____ DATA EXTRACT

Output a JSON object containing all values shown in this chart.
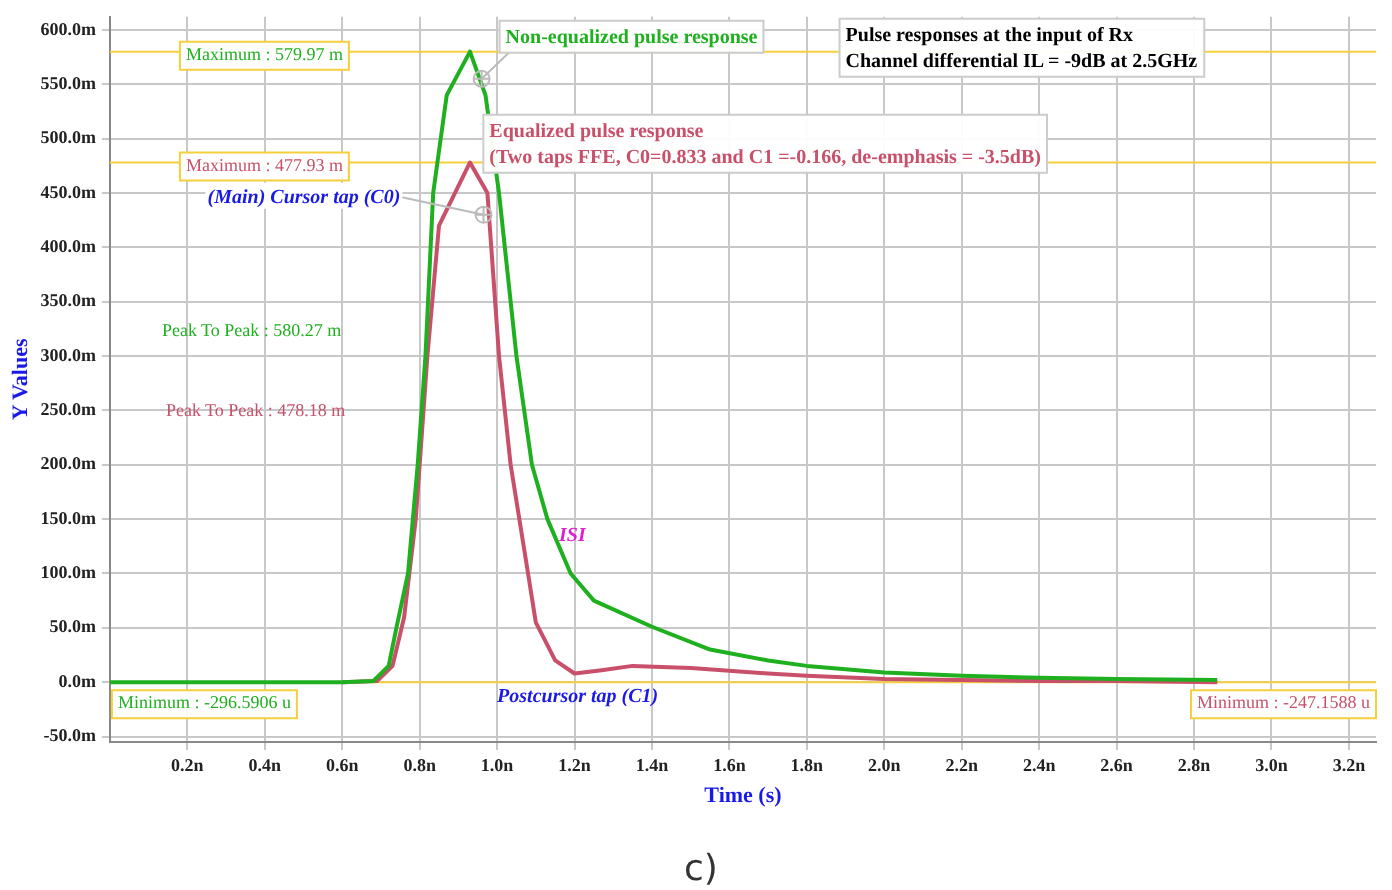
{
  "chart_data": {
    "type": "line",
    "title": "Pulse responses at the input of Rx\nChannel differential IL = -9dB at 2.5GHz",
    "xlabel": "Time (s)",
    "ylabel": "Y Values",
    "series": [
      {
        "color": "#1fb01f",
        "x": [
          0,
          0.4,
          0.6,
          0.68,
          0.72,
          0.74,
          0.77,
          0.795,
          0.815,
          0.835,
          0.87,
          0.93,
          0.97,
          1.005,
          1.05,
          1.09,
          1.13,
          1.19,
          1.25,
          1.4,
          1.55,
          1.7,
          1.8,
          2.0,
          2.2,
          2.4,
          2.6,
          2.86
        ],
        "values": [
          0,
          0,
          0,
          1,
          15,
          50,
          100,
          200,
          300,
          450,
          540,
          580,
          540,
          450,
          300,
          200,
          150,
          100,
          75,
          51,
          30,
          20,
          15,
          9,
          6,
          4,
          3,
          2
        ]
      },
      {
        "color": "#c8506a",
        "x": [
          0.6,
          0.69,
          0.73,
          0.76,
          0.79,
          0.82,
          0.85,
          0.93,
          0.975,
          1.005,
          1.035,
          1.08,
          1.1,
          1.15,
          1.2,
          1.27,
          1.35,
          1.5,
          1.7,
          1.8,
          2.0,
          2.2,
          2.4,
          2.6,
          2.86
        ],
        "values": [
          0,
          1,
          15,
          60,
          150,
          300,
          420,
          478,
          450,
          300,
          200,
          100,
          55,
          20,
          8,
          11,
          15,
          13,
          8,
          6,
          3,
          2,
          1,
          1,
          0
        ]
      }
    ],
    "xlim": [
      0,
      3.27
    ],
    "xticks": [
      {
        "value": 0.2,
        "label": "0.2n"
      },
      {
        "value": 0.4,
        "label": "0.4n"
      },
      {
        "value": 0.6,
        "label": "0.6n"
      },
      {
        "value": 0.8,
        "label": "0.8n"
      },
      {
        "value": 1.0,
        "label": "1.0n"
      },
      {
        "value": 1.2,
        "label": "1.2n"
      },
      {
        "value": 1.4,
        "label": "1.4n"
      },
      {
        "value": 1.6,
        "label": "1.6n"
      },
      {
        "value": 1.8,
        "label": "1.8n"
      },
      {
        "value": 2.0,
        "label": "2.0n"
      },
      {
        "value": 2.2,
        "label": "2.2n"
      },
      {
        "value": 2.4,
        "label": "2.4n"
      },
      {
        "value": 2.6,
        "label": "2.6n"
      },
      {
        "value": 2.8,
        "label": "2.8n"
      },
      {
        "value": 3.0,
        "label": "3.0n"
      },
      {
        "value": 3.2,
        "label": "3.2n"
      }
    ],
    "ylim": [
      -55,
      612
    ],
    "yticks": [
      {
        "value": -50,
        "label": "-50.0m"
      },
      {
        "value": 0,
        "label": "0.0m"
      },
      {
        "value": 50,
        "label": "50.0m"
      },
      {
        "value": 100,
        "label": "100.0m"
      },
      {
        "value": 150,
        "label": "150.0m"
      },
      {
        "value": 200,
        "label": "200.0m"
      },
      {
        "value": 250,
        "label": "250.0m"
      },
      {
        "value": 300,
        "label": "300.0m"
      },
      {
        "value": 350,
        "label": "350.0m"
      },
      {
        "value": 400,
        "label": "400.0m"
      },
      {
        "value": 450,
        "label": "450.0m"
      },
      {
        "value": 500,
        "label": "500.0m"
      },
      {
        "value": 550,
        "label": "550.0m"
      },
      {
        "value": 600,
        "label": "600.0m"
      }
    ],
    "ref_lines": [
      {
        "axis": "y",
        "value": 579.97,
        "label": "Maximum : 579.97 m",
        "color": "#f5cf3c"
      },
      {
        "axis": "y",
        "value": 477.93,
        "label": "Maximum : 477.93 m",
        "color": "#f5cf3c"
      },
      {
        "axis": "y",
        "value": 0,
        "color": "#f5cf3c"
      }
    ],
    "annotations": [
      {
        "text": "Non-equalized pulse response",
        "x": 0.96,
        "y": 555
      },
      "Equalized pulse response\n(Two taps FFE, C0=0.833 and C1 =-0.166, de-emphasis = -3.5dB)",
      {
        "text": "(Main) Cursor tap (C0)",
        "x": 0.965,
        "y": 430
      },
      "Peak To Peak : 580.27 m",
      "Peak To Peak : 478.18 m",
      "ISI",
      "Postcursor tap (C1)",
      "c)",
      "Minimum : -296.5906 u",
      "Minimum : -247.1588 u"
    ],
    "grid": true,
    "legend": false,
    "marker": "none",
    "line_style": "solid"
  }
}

________
____ DATA EXTRACT

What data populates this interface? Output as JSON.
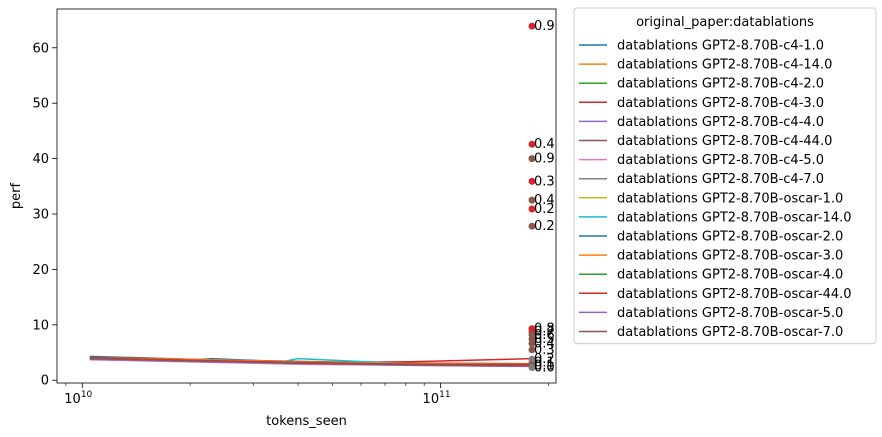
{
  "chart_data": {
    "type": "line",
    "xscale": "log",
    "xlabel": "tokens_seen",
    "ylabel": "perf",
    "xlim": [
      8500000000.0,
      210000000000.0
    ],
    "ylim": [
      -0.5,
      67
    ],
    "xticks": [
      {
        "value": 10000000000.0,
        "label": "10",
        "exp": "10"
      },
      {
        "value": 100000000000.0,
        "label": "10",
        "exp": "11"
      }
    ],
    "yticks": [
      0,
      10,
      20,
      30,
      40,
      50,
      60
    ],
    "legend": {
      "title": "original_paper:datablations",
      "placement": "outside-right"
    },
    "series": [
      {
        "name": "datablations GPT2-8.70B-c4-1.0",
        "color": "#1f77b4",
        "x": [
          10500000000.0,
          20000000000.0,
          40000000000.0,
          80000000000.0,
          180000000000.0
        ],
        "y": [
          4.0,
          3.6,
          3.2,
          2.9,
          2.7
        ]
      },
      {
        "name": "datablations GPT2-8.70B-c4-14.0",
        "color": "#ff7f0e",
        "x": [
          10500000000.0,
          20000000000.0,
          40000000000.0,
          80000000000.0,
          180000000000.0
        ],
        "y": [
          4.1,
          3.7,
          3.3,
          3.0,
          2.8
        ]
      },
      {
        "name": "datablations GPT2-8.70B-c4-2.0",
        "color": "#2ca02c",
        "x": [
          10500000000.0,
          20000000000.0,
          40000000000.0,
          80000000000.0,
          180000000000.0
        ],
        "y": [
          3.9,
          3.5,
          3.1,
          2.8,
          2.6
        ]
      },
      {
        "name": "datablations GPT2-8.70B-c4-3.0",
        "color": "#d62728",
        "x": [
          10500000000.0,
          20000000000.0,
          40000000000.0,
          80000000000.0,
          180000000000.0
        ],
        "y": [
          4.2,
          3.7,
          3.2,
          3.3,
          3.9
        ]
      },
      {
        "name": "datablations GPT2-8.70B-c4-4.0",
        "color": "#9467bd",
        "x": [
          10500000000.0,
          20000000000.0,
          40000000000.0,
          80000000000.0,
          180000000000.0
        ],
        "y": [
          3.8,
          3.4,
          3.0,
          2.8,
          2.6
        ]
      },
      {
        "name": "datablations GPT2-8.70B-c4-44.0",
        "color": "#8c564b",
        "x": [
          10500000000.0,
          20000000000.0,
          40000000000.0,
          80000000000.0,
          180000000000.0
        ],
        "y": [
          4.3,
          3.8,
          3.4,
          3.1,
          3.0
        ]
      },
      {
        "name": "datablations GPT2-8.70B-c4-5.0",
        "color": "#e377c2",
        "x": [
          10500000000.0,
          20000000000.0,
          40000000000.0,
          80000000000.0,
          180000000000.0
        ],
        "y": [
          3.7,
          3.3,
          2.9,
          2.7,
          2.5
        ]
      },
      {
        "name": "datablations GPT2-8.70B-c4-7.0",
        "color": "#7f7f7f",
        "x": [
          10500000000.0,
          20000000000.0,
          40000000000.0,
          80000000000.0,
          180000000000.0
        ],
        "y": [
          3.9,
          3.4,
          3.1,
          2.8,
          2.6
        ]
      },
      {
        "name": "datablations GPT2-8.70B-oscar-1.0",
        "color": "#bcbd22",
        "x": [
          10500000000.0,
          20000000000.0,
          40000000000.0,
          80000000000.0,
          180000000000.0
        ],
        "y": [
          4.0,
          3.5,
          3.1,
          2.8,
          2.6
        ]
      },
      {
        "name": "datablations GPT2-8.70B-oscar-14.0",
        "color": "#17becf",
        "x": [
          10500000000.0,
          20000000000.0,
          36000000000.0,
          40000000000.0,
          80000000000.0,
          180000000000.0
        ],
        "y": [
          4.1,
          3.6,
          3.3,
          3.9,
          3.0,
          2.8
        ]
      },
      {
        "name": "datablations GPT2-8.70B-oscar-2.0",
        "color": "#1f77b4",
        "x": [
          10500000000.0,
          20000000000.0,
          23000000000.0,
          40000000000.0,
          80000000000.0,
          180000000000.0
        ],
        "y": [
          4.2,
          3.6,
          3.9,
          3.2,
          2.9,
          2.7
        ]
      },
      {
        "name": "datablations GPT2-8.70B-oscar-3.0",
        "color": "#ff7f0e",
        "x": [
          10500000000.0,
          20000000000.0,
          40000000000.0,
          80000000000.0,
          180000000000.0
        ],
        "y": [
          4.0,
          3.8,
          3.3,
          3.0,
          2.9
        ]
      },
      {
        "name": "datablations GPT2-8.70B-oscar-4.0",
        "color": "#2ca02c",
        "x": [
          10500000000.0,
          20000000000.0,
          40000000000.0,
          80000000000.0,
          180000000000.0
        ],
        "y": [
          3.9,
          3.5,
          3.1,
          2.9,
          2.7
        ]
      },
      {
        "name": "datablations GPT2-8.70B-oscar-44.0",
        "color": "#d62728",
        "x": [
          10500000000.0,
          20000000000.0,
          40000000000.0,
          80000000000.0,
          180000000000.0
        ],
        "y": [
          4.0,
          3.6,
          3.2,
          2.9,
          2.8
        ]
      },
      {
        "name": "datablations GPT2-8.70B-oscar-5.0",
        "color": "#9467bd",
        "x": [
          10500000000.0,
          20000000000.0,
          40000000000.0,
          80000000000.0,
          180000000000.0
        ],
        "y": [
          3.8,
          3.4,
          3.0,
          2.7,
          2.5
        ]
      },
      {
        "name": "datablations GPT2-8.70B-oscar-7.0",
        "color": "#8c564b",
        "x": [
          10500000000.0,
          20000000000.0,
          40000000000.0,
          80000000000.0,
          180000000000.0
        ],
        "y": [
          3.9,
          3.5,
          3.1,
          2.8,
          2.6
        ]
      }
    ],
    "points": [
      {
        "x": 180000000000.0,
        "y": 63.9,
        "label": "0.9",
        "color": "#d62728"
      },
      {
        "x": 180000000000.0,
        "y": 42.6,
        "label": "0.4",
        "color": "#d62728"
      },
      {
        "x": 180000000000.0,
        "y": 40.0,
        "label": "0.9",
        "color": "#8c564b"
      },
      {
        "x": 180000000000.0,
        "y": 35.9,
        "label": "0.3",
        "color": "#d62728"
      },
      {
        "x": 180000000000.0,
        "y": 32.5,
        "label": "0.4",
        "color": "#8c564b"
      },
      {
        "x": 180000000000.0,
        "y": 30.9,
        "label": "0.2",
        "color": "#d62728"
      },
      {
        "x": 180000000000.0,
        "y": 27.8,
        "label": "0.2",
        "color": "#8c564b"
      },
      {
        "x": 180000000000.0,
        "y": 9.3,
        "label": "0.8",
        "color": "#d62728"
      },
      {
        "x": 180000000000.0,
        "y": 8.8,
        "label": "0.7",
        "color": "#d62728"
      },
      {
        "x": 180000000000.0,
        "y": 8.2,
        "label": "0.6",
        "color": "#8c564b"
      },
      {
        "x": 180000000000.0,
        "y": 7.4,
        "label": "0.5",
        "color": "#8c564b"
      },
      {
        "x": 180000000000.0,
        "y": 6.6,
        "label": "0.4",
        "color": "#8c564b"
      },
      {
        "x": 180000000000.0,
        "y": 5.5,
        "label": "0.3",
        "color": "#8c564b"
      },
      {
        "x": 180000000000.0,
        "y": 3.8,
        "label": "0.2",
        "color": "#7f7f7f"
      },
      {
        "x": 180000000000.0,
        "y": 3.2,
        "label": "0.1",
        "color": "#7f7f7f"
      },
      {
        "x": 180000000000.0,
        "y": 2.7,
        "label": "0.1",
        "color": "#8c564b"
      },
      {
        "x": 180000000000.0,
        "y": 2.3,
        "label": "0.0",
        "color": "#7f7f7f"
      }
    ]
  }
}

________

■ GIVEN TASK
Your answer should be a single number: the count of lines containing the word "Peak".

■ RESULT OF THIS EXERCISE
2